Count how many lines of the material below have the word "channel" and give only the number.

○ ○ ○ ○

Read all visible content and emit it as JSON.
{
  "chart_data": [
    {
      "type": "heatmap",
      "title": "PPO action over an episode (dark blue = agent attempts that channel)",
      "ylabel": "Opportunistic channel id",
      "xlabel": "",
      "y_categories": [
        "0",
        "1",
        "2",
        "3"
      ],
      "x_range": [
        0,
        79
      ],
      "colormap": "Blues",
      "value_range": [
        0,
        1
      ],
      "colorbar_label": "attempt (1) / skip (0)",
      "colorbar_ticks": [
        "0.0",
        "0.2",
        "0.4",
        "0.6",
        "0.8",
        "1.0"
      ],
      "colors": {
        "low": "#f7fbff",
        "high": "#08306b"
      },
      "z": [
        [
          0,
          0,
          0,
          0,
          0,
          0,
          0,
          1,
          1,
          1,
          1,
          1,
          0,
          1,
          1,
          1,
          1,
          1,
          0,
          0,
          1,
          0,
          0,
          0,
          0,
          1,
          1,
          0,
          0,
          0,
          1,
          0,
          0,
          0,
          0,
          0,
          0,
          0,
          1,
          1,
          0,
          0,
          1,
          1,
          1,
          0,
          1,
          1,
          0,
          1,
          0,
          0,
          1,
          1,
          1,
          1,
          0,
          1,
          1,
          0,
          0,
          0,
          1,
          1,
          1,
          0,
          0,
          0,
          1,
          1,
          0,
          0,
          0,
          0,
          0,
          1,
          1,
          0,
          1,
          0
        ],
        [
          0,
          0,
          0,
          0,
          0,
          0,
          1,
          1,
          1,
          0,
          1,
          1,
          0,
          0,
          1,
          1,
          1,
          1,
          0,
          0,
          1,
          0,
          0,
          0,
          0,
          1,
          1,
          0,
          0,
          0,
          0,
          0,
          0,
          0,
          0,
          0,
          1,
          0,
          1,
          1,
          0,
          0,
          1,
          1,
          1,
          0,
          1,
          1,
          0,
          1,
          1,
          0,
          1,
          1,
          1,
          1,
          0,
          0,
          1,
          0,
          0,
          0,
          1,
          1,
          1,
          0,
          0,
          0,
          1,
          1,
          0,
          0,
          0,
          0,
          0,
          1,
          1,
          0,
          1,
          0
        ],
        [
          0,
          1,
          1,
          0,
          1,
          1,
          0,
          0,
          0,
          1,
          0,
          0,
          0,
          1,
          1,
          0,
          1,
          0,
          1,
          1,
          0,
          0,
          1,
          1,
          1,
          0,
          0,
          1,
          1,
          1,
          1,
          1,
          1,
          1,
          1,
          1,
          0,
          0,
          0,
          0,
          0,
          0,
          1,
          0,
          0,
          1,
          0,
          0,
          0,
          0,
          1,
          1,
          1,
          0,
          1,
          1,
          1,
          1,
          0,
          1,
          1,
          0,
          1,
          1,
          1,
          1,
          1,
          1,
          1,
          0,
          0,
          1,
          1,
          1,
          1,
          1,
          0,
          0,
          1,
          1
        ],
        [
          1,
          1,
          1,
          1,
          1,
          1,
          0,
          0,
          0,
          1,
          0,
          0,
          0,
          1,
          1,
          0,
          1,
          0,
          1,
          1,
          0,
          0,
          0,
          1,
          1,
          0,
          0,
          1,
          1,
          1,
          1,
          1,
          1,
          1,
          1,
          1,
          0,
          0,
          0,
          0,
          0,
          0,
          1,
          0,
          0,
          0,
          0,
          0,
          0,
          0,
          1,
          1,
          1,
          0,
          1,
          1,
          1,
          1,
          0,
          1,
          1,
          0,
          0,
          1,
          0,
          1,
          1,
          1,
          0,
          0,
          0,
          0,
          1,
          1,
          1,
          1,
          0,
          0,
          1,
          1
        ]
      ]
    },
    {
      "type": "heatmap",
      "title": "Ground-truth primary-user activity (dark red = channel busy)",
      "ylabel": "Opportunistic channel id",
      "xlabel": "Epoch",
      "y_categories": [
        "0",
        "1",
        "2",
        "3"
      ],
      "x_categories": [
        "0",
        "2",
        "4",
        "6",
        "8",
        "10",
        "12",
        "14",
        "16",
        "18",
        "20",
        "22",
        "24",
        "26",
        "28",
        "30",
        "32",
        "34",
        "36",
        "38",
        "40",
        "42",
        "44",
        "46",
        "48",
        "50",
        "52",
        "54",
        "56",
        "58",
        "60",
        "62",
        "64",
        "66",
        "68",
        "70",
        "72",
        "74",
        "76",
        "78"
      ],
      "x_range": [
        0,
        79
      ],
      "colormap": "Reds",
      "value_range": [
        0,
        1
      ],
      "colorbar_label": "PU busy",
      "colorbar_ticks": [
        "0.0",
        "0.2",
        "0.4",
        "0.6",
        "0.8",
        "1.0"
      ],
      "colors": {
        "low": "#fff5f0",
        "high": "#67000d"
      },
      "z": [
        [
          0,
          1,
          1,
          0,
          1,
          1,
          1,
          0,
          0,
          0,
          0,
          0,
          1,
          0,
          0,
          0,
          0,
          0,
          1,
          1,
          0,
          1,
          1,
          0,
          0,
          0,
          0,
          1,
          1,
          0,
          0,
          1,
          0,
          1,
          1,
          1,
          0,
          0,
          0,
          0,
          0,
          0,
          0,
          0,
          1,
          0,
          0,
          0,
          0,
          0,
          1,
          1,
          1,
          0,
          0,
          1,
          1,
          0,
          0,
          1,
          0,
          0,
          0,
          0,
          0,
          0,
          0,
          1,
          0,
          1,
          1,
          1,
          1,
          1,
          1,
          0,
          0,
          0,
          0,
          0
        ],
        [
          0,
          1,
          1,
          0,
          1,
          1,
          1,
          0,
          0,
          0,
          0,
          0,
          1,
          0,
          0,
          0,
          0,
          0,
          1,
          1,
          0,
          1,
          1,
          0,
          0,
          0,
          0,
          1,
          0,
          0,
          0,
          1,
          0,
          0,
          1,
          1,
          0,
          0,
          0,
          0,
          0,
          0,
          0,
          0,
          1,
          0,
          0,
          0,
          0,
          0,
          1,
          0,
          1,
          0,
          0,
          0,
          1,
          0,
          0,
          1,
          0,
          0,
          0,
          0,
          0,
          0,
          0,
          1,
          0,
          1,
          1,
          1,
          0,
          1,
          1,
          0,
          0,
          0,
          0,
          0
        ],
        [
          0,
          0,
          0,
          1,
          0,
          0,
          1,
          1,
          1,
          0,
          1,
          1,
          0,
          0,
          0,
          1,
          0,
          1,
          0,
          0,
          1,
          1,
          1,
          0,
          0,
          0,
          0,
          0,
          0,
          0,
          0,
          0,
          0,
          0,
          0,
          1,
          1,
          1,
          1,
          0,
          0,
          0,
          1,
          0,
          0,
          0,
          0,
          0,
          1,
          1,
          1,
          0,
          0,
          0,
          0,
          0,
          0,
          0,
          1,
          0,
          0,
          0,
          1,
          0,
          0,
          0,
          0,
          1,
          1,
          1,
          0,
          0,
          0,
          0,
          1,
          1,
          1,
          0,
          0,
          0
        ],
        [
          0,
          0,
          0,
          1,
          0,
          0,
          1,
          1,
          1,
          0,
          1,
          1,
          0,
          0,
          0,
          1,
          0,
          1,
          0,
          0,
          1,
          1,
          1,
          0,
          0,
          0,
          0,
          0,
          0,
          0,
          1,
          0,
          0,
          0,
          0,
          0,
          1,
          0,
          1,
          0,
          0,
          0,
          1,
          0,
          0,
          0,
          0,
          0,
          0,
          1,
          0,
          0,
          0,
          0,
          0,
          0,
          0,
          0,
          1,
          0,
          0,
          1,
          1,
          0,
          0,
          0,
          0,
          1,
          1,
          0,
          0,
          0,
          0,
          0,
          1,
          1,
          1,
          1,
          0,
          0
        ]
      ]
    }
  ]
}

○ ○ ○ ○

Correct result
4